(Stored data entries)
********************

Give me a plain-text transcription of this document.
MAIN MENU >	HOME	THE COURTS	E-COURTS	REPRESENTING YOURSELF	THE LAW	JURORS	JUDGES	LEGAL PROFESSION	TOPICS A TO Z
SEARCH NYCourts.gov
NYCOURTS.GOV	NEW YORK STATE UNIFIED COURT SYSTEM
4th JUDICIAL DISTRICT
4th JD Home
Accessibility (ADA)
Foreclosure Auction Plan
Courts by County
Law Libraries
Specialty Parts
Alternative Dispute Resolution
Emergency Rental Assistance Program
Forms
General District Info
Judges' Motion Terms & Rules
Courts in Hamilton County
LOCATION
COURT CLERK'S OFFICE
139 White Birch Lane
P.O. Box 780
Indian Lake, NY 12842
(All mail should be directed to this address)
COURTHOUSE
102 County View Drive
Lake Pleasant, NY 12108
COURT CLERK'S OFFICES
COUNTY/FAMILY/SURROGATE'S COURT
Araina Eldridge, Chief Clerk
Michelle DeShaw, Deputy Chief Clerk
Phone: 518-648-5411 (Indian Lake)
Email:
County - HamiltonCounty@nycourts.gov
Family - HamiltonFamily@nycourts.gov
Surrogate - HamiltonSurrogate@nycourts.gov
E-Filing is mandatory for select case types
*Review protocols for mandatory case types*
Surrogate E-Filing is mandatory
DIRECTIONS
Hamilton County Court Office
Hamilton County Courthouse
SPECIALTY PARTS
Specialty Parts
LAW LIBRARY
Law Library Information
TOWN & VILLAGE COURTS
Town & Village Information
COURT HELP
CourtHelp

********************

Description of the task>
Restate the data above word for word.

Response to this task>
Give me a plain-text transcription of this document.
MAIN MENU >	HOME	THE COURTS	E-COURTS	REPRESENTING YOURSELF	THE LAW	JURORS	JUDGES	LEGAL PROFESSION	TOPICS A TO Z
SEARCH NYCourts.gov
NYCOURTS.GOV	NEW YORK STATE UNIFIED COURT SYSTEM
4th JUDICIAL DISTRICT
4th JD Home
Accessibility (ADA)
Foreclosure Auction Plan
Courts by County
Law Libraries
Specialty Parts
Alternative Dispute Resolution
Emergency Rental Assistance Program
Forms
General District Info
Judges' Motion Terms & Rules
Courts in Hamilton County
LOCATION
COURT CLERK'S OFFICE
139 White Birch Lane
P.O. Box 780
Indian Lake, NY 12842
(All mail should be directed to this address)
COURTHOUSE
102 County View Drive
Lake Pleasant, NY 12108
COURT CLERK'S OFFICES
COUNTY/FAMILY/SURROGATE'S COURT
Araina Eldridge, Chief Clerk
Michelle DeShaw, Deputy Chief Clerk
Phone: 518-648-5411 (Indian Lake)
Email:
County - HamiltonCounty@nycourts.gov
Family - HamiltonFamily@nycourts.gov
Surrogate - HamiltonSurrogate@nycourts.gov
E-Filing is mandatory for select case types
*Review protocols for mandatory case types*
Surrogate E-Filing is mandatory
DIRECTIONS
Hamilton County Court Office
Hamilton County Courthouse
SPECIALTY PARTS
Specialty Parts
LAW LIBRARY
Law Library Information
TOWN & VILLAGE COURTS
Town & Village Information
COURT HELP
CourtHelp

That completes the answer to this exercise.